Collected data

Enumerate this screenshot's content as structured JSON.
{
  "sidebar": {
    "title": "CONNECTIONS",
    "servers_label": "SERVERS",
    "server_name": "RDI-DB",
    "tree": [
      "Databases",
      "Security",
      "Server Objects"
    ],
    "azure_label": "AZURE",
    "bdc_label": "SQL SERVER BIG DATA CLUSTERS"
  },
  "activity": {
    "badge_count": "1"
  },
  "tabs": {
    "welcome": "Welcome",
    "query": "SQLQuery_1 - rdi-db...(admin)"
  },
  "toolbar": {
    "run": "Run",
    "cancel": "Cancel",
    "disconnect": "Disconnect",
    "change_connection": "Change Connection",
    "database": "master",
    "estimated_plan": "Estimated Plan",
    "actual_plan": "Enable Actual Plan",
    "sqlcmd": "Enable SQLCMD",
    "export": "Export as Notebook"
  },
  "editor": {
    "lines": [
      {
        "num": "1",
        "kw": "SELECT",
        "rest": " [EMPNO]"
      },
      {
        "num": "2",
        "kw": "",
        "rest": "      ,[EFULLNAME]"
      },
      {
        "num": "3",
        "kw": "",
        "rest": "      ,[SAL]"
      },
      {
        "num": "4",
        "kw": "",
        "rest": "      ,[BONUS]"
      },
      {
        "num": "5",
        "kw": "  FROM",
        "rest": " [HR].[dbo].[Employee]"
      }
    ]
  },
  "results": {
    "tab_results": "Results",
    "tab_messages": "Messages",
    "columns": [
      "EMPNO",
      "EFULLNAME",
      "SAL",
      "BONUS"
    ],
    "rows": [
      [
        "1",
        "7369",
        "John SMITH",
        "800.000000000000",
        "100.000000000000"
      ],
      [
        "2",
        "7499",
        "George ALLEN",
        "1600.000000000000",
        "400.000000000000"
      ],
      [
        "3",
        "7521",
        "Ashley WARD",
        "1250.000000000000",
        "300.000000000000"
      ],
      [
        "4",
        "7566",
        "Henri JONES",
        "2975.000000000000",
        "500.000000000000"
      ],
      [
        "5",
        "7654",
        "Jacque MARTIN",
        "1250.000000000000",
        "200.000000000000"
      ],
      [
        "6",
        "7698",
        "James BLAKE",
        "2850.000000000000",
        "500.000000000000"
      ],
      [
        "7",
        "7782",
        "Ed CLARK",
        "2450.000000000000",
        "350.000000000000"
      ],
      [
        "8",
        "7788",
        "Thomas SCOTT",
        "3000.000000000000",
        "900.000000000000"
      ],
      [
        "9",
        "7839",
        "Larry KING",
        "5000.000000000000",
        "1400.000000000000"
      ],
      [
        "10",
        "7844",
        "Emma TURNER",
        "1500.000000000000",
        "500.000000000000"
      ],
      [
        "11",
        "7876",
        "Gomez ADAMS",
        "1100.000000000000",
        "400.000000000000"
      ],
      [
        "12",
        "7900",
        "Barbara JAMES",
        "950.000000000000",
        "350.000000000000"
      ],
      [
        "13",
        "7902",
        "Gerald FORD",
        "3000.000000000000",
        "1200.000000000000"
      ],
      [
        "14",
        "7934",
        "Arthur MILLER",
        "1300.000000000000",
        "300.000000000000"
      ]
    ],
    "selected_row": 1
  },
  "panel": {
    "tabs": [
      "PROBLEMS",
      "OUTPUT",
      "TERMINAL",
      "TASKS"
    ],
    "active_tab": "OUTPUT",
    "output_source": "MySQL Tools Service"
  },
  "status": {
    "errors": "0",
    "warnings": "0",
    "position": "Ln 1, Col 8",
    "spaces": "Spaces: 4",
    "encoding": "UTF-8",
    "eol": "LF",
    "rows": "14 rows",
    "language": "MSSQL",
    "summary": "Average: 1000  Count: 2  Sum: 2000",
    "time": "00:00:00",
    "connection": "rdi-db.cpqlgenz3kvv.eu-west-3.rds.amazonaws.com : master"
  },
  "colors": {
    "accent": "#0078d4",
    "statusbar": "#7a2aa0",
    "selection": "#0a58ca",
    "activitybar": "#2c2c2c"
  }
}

==

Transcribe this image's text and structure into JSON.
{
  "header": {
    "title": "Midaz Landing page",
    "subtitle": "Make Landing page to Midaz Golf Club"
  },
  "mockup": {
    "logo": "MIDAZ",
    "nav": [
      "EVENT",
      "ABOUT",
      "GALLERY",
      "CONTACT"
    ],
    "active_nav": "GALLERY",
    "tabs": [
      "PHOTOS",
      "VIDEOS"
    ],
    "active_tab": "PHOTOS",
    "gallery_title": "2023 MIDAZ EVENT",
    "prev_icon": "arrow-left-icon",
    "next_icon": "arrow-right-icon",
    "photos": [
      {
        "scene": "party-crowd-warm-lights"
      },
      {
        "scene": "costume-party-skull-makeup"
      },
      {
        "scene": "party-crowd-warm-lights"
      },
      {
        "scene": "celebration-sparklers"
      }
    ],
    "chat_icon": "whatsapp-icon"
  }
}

--

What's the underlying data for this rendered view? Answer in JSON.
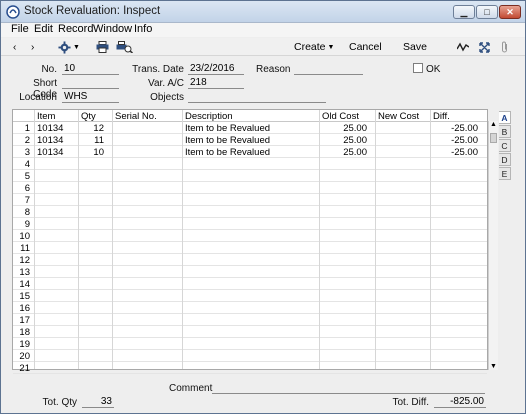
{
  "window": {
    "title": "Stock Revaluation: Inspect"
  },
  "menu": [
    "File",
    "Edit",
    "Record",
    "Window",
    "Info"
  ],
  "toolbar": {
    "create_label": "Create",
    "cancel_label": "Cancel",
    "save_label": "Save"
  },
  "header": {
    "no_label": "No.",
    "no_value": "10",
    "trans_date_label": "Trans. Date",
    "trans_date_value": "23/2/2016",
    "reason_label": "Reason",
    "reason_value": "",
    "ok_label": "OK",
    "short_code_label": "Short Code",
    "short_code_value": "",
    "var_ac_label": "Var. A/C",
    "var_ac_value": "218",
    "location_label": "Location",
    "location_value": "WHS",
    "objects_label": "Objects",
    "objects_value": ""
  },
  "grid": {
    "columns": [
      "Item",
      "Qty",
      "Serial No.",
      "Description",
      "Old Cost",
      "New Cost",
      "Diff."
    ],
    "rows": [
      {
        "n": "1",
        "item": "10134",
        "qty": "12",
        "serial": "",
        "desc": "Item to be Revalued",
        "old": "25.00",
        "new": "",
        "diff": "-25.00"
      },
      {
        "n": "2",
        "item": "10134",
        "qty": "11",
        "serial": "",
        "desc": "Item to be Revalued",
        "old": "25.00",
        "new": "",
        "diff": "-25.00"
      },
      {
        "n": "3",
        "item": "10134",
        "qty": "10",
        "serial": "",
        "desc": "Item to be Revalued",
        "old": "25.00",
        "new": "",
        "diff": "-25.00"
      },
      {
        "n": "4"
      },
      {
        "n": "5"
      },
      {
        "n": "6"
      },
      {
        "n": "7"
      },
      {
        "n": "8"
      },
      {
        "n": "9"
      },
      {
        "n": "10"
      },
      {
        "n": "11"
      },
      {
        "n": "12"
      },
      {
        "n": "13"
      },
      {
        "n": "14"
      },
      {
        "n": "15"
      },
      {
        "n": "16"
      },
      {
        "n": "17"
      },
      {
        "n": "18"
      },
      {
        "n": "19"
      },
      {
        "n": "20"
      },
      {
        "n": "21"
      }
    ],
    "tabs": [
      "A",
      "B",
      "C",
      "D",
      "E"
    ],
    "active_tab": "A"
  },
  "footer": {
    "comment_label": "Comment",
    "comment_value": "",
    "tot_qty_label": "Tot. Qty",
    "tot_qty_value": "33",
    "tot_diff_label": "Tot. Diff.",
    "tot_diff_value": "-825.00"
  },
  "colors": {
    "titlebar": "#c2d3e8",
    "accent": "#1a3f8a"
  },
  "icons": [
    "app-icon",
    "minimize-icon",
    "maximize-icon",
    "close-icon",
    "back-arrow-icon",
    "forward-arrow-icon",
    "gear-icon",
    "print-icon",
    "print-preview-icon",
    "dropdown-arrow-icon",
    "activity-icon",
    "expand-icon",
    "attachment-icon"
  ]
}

▸ WRITTEN TASK: Leave out every line without the string "page" and copy the rest.

▸ SOLUTION TO THIS TASK:
    "title": "Midaz Landing page",
    "subtitle": "Make Landing page to Midaz Golf Club"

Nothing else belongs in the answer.